» Instruksi Kerja
1. Angka apa saja dalam teks tentang ekonomi Indonesia 2020 yang dinyatakan dalam satuan persen atau rupiah? Sebutkan semuanya.
2. Salin bagian teks tentang ekonomi Indonesia 2020 di antara "Jika menengok pertumbuhan" dan "PDB tahun lalu.", termasuk kedua batas itu.

» Teks Bacaan
Ekonom Indef itu juga mengkritisi strategi pemerintah yang  cenderung fokus untuk menangani sektor finansial dalam negeri ketimbang menjaga tingkat konsumsi rumah tangga.

“Memang benar dengan kebijakan keuangan seperti restrukturisasi kredit di perbankan dan perusahaan pembiayaan bisa menjaga konsumsi, tapi itu membutuhkan waktu untuk proses transmisinya di lapangan agar bisa sampai ke masyarakat,” kata dia.

Seperti yang telah diberitakan sebelumnya, BPS merilis pertumbuhan ekonomi Indonesia pada sepanjang 2020 mengalami kontraksi minus 2,07 persen secara tahunan dibandingkan dengan periode 2019.

Lembaga pimpinan Suhariyanto itu menyebut bahwa produk domestik bruto (PDB) 2020 atas dasar harga berlaku sebesar Rp15.434,2 triliun atau Rp56,9 juta perkapita.

Jika menengok pertumbuhan dari sisi pengeluaran, konsumsi rumah tangga dan investasi berkontribusi sebesar 89,4 persen dari pembentukan PDB tahun lalu.

» Bagian Data
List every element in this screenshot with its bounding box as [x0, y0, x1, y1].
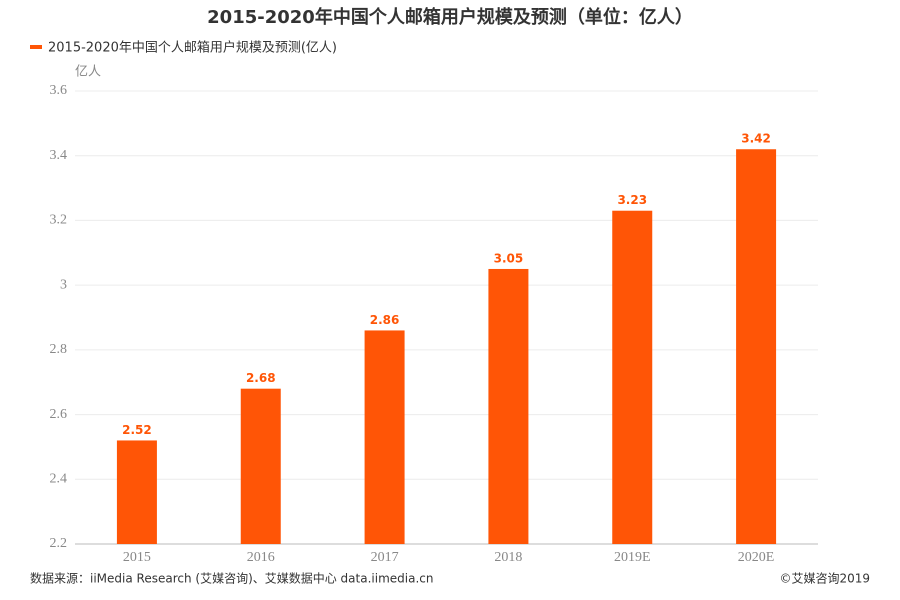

» Jawaban yang Diharapkan
1.
- minus 2,07 persen
- Rp15.434,2 triliun
- Rp56,9 juta
- 89,4 persen

2.
Jika menengok pertumbuhan dari sisi pengeluaran, konsumsi rumah tangga dan investasi berkontribusi sebesar 89,4 persen dari pembentukan PDB tahun lalu.